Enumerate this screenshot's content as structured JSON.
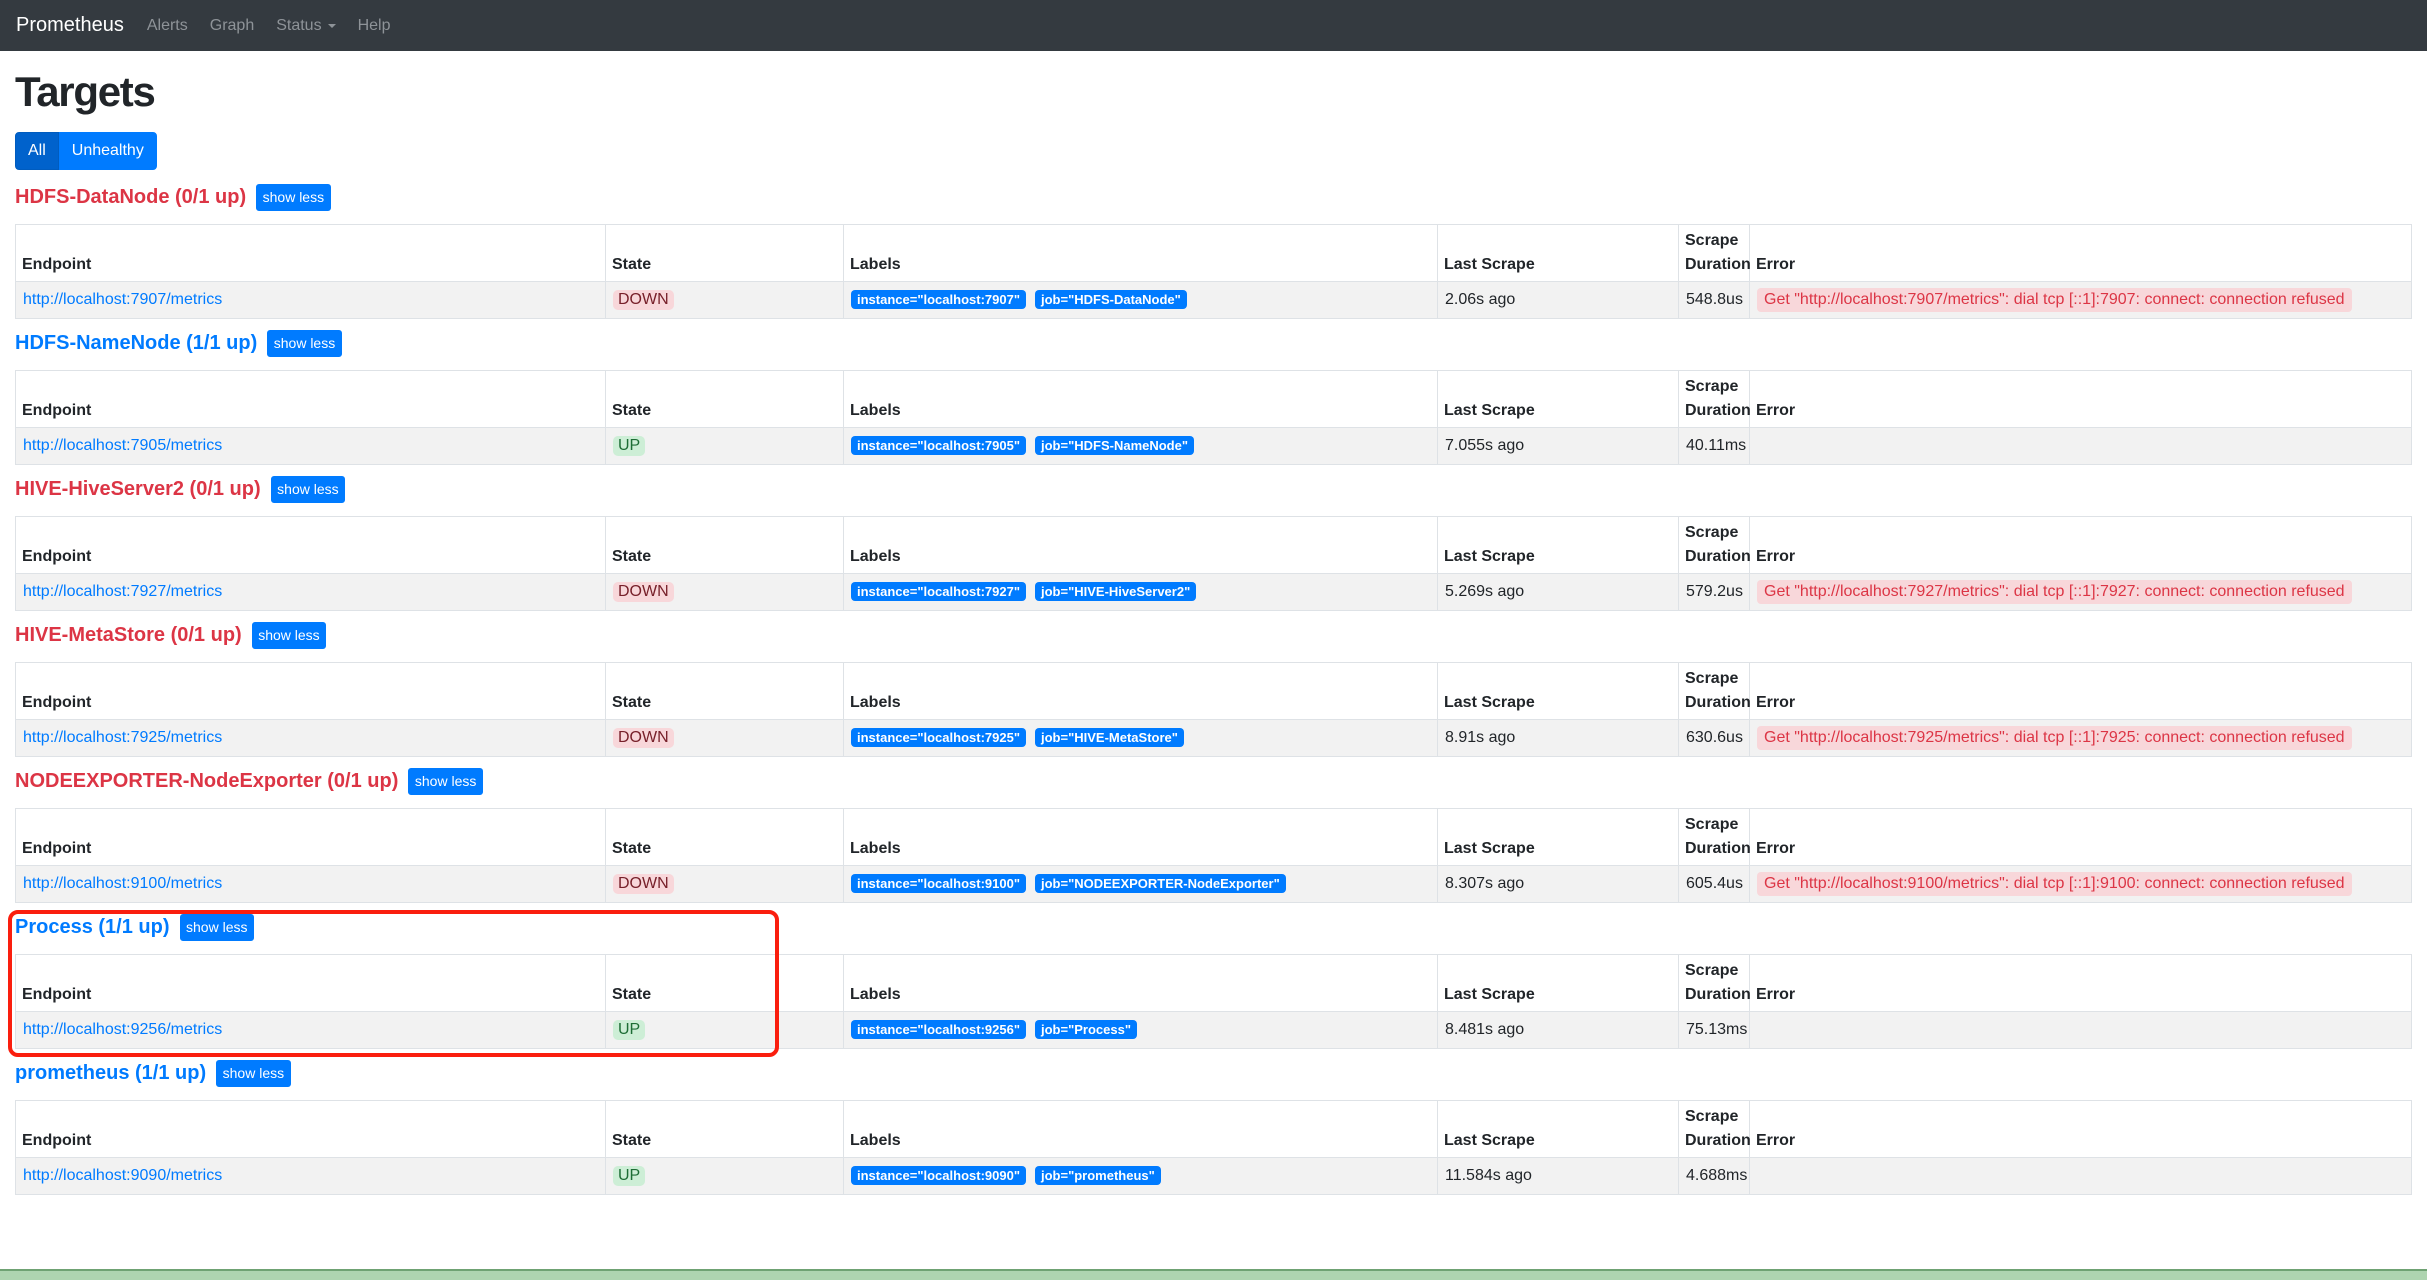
{
  "navbar": {
    "brand": "Prometheus",
    "items": [
      {
        "label": "Alerts",
        "caret": false
      },
      {
        "label": "Graph",
        "caret": false
      },
      {
        "label": "Status",
        "caret": true
      },
      {
        "label": "Help",
        "caret": false
      }
    ]
  },
  "page": {
    "title": "Targets"
  },
  "filters": {
    "all": "All",
    "unhealthy": "Unhealthy",
    "active": "All"
  },
  "labels": {
    "show_less": "show less"
  },
  "table": {
    "headers": [
      "Endpoint",
      "State",
      "Labels",
      "Last Scrape",
      "Scrape Duration",
      "Error"
    ]
  },
  "sections": [
    {
      "title": "HDFS-DataNode (0/1 up)",
      "endpoint": "http://localhost:7907/metrics",
      "state": "DOWN",
      "labels": [
        "instance=\"localhost:7907\"",
        "job=\"HDFS-DataNode\""
      ],
      "last_scrape": "2.06s ago",
      "scrape_duration": "548.8us",
      "error": "Get \"http://localhost:7907/metrics\": dial tcp [::1]:7907: connect: connection refused"
    },
    {
      "title": "HDFS-NameNode (1/1 up)",
      "endpoint": "http://localhost:7905/metrics",
      "state": "UP",
      "labels": [
        "instance=\"localhost:7905\"",
        "job=\"HDFS-NameNode\""
      ],
      "last_scrape": "7.055s ago",
      "scrape_duration": "40.11ms",
      "error": ""
    },
    {
      "title": "HIVE-HiveServer2 (0/1 up)",
      "endpoint": "http://localhost:7927/metrics",
      "state": "DOWN",
      "labels": [
        "instance=\"localhost:7927\"",
        "job=\"HIVE-HiveServer2\""
      ],
      "last_scrape": "5.269s ago",
      "scrape_duration": "579.2us",
      "error": "Get \"http://localhost:7927/metrics\": dial tcp [::1]:7927: connect: connection refused"
    },
    {
      "title": "HIVE-MetaStore (0/1 up)",
      "endpoint": "http://localhost:7925/metrics",
      "state": "DOWN",
      "labels": [
        "instance=\"localhost:7925\"",
        "job=\"HIVE-MetaStore\""
      ],
      "last_scrape": "8.91s ago",
      "scrape_duration": "630.6us",
      "error": "Get \"http://localhost:7925/metrics\": dial tcp [::1]:7925: connect: connection refused"
    },
    {
      "title": "NODEEXPORTER-NodeExporter (0/1 up)",
      "endpoint": "http://localhost:9100/metrics",
      "state": "DOWN",
      "labels": [
        "instance=\"localhost:9100\"",
        "job=\"NODEEXPORTER-NodeExporter\""
      ],
      "last_scrape": "8.307s ago",
      "scrape_duration": "605.4us",
      "error": "Get \"http://localhost:9100/metrics\": dial tcp [::1]:9100: connect: connection refused"
    },
    {
      "title": "Process (1/1 up)",
      "endpoint": "http://localhost:9256/metrics",
      "state": "UP",
      "labels": [
        "instance=\"localhost:9256\"",
        "job=\"Process\""
      ],
      "last_scrape": "8.481s ago",
      "scrape_duration": "75.13ms",
      "error": ""
    },
    {
      "title": "prometheus (1/1 up)",
      "endpoint": "http://localhost:9090/metrics",
      "state": "UP",
      "labels": [
        "instance=\"localhost:9090\"",
        "job=\"prometheus\""
      ],
      "last_scrape": "11.584s ago",
      "scrape_duration": "4.688ms",
      "error": ""
    }
  ],
  "annotation": {
    "target_section": "Process (1/1 up)",
    "color": "#fa1e0e"
  },
  "colors": {
    "navbar_bg": "#343a40",
    "primary": "#007bff",
    "primary_active": "#0062cc",
    "danger": "#dc3545",
    "up_badge_bg": "#cdeed6",
    "up_badge_text": "#1d6d35",
    "down_badge_bg": "#f8d7da",
    "down_badge_text": "#77202a",
    "bottom_strip": "#aed4b0"
  }
}
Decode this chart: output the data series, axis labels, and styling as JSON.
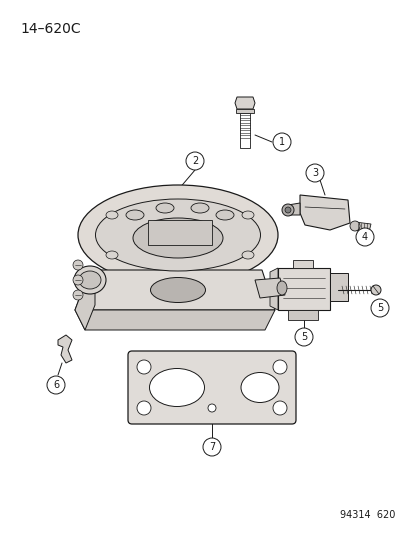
{
  "title": "14–620C",
  "footer": "94314  620",
  "bg_color": "#ffffff",
  "line_color": "#1a1a1a",
  "part_fill": "#e8e4e0",
  "part_fill2": "#d0ccc8",
  "part_fill3": "#c0bcb8"
}
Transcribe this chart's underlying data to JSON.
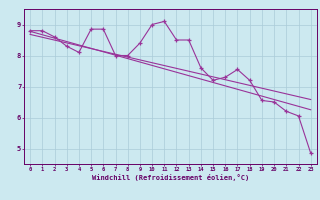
{
  "xlabel": "Windchill (Refroidissement éolien,°C)",
  "bg_color": "#cce9f0",
  "line_color": "#993399",
  "grid_color": "#aaccd9",
  "axis_color": "#660066",
  "xlim": [
    -0.5,
    23.5
  ],
  "ylim": [
    4.5,
    9.5
  ],
  "xticks": [
    0,
    1,
    2,
    3,
    4,
    5,
    6,
    7,
    8,
    9,
    10,
    11,
    12,
    13,
    14,
    15,
    16,
    17,
    18,
    19,
    20,
    21,
    22,
    23
  ],
  "yticks": [
    5,
    6,
    7,
    8,
    9
  ],
  "series1_x": [
    0,
    1,
    2,
    3,
    4,
    5,
    6,
    7,
    8,
    9,
    10,
    11,
    12,
    13,
    14,
    15,
    16,
    17,
    18,
    19,
    20,
    21,
    22,
    23
  ],
  "series1_y": [
    8.8,
    8.8,
    8.6,
    8.3,
    8.1,
    8.85,
    8.85,
    8.0,
    8.0,
    8.4,
    9.0,
    9.1,
    8.5,
    8.5,
    7.6,
    7.2,
    7.3,
    7.55,
    7.2,
    6.55,
    6.5,
    6.2,
    6.05,
    4.85
  ],
  "series2_x": [
    0,
    23
  ],
  "series2_y": [
    8.78,
    6.25
  ],
  "series3_x": [
    0,
    23
  ],
  "series3_y": [
    8.68,
    6.58
  ]
}
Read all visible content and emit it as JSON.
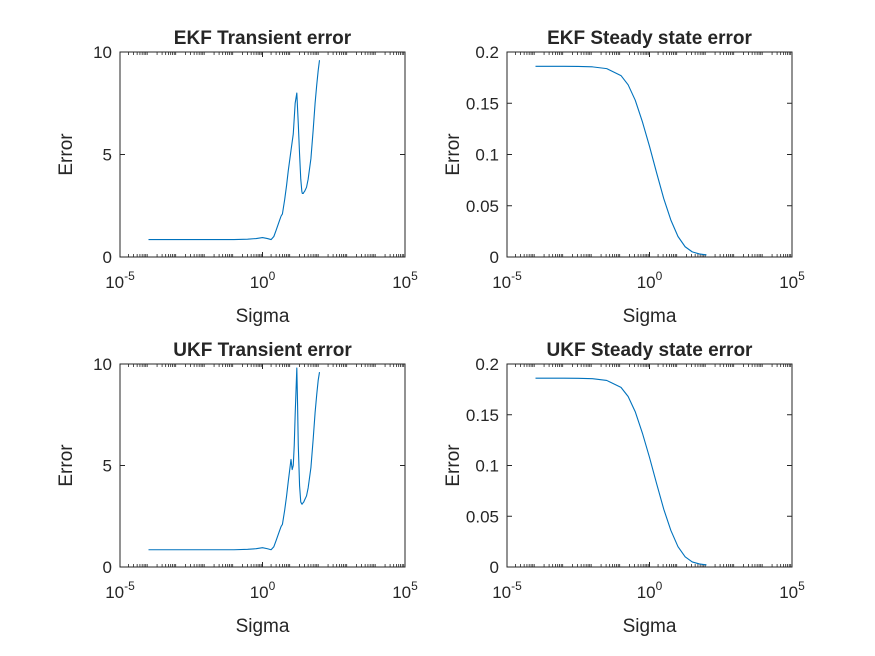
{
  "figure": {
    "background": "#ffffff"
  },
  "style": {
    "line_color": "#0072BD",
    "axis_color": "#262626"
  },
  "chart_data": [
    {
      "type": "line",
      "title": "EKF Transient error",
      "xlabel": "Sigma",
      "ylabel": "Error",
      "xscale": "log",
      "xlim": [
        1e-05,
        100000.0
      ],
      "ylim": [
        0,
        10
      ],
      "xticks": [
        {
          "value": 1e-05,
          "base": "10",
          "exp": "-5"
        },
        {
          "value": 1,
          "base": "10",
          "exp": "0"
        },
        {
          "value": 100000.0,
          "base": "10",
          "exp": "5"
        }
      ],
      "yticks": [
        {
          "value": 0,
          "label": "0"
        },
        {
          "value": 5,
          "label": "5"
        },
        {
          "value": 10,
          "label": "10"
        }
      ],
      "grid": false,
      "series": [
        {
          "x": [
            0.0001,
            0.001,
            0.01,
            0.1,
            0.3,
            0.6,
            1.0,
            1.5,
            2.0,
            2.5,
            3.0,
            4.0,
            4.5,
            5.0,
            6.0,
            7.0,
            8.0,
            10.0,
            12.0,
            14.0,
            16.0,
            18.0,
            20.0,
            22.0,
            24.0,
            25.0,
            26.0,
            27.0,
            28.0,
            30.0,
            35.0,
            40.0,
            50.0,
            60.0,
            70.0,
            80.0,
            90.0,
            100.0
          ],
          "y": [
            0.85,
            0.85,
            0.85,
            0.85,
            0.87,
            0.9,
            0.95,
            0.9,
            0.85,
            1.0,
            1.3,
            1.8,
            2.0,
            2.1,
            2.8,
            3.5,
            4.2,
            5.2,
            6.0,
            7.5,
            8.0,
            6.5,
            5.0,
            3.8,
            3.2,
            3.1,
            3.1,
            3.1,
            3.15,
            3.2,
            3.4,
            3.8,
            4.8,
            6.2,
            7.5,
            8.4,
            9.1,
            9.6
          ]
        }
      ]
    },
    {
      "type": "line",
      "title": "EKF Steady state error",
      "xlabel": "Sigma",
      "ylabel": "Error",
      "xscale": "log",
      "xlim": [
        1e-05,
        100000.0
      ],
      "ylim": [
        0,
        0.2
      ],
      "xticks": [
        {
          "value": 1e-05,
          "base": "10",
          "exp": "-5"
        },
        {
          "value": 1,
          "base": "10",
          "exp": "0"
        },
        {
          "value": 100000.0,
          "base": "10",
          "exp": "5"
        }
      ],
      "yticks": [
        {
          "value": 0,
          "label": "0"
        },
        {
          "value": 0.05,
          "label": "0.05"
        },
        {
          "value": 0.1,
          "label": "0.1"
        },
        {
          "value": 0.15,
          "label": "0.15"
        },
        {
          "value": 0.2,
          "label": "0.2"
        }
      ],
      "grid": false,
      "series": [
        {
          "x": [
            0.0001,
            0.000316,
            0.001,
            0.00316,
            0.01,
            0.0316,
            0.1,
            0.178,
            0.316,
            0.562,
            1.0,
            1.78,
            3.16,
            5.62,
            10.0,
            17.8,
            31.6,
            56.2,
            100.0
          ],
          "y": [
            0.186,
            0.186,
            0.186,
            0.1859,
            0.1855,
            0.1838,
            0.177,
            0.168,
            0.153,
            0.132,
            0.108,
            0.082,
            0.057,
            0.036,
            0.02,
            0.01,
            0.005,
            0.003,
            0.002
          ]
        }
      ]
    },
    {
      "type": "line",
      "title": "UKF Transient error",
      "xlabel": "Sigma",
      "ylabel": "Error",
      "xscale": "log",
      "xlim": [
        1e-05,
        100000.0
      ],
      "ylim": [
        0,
        10
      ],
      "xticks": [
        {
          "value": 1e-05,
          "base": "10",
          "exp": "-5"
        },
        {
          "value": 1,
          "base": "10",
          "exp": "0"
        },
        {
          "value": 100000.0,
          "base": "10",
          "exp": "5"
        }
      ],
      "yticks": [
        {
          "value": 0,
          "label": "0"
        },
        {
          "value": 5,
          "label": "5"
        },
        {
          "value": 10,
          "label": "10"
        }
      ],
      "grid": false,
      "series": [
        {
          "x": [
            0.0001,
            0.001,
            0.01,
            0.1,
            0.3,
            0.6,
            1.0,
            1.5,
            2.0,
            2.5,
            3.0,
            4.0,
            4.5,
            5.0,
            6.0,
            7.0,
            8.0,
            10.0,
            11.0,
            12.0,
            13.0,
            14.0,
            16.0,
            17.0,
            18.0,
            20.0,
            22.0,
            24.0,
            25.0,
            26.0,
            28.0,
            30.0,
            35.0,
            40.0,
            50.0,
            60.0,
            70.0,
            80.0,
            90.0,
            100.0
          ],
          "y": [
            0.85,
            0.85,
            0.85,
            0.85,
            0.87,
            0.9,
            0.95,
            0.9,
            0.85,
            1.0,
            1.3,
            1.8,
            2.0,
            2.1,
            2.8,
            3.5,
            4.2,
            5.3,
            4.8,
            5.0,
            6.0,
            7.5,
            9.8,
            8.0,
            6.0,
            4.0,
            3.2,
            3.1,
            3.1,
            3.15,
            3.2,
            3.3,
            3.5,
            3.9,
            4.9,
            6.3,
            7.6,
            8.5,
            9.2,
            9.6
          ]
        }
      ]
    },
    {
      "type": "line",
      "title": "UKF Steady state error",
      "xlabel": "Sigma",
      "ylabel": "Error",
      "xscale": "log",
      "xlim": [
        1e-05,
        100000.0
      ],
      "ylim": [
        0,
        0.2
      ],
      "xticks": [
        {
          "value": 1e-05,
          "base": "10",
          "exp": "-5"
        },
        {
          "value": 1,
          "base": "10",
          "exp": "0"
        },
        {
          "value": 100000.0,
          "base": "10",
          "exp": "5"
        }
      ],
      "yticks": [
        {
          "value": 0,
          "label": "0"
        },
        {
          "value": 0.05,
          "label": "0.05"
        },
        {
          "value": 0.1,
          "label": "0.1"
        },
        {
          "value": 0.15,
          "label": "0.15"
        },
        {
          "value": 0.2,
          "label": "0.2"
        }
      ],
      "grid": false,
      "series": [
        {
          "x": [
            0.0001,
            0.000316,
            0.001,
            0.00316,
            0.01,
            0.0316,
            0.1,
            0.178,
            0.316,
            0.562,
            1.0,
            1.78,
            3.16,
            5.62,
            10.0,
            17.8,
            31.6,
            56.2,
            100.0
          ],
          "y": [
            0.186,
            0.186,
            0.186,
            0.1859,
            0.1855,
            0.1838,
            0.177,
            0.168,
            0.153,
            0.132,
            0.108,
            0.082,
            0.057,
            0.036,
            0.02,
            0.01,
            0.005,
            0.003,
            0.002
          ]
        }
      ]
    }
  ]
}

####################

Task description » Gather each line of the listing that holds the string "HDFS".

Exercise solution »
      "title": "HDFS-DataNode (0/1 up)",
        "job=\"HDFS-DataNode\""
      "title": "HDFS-NameNode (1/1 up)",
        "job=\"HDFS-NameNode\""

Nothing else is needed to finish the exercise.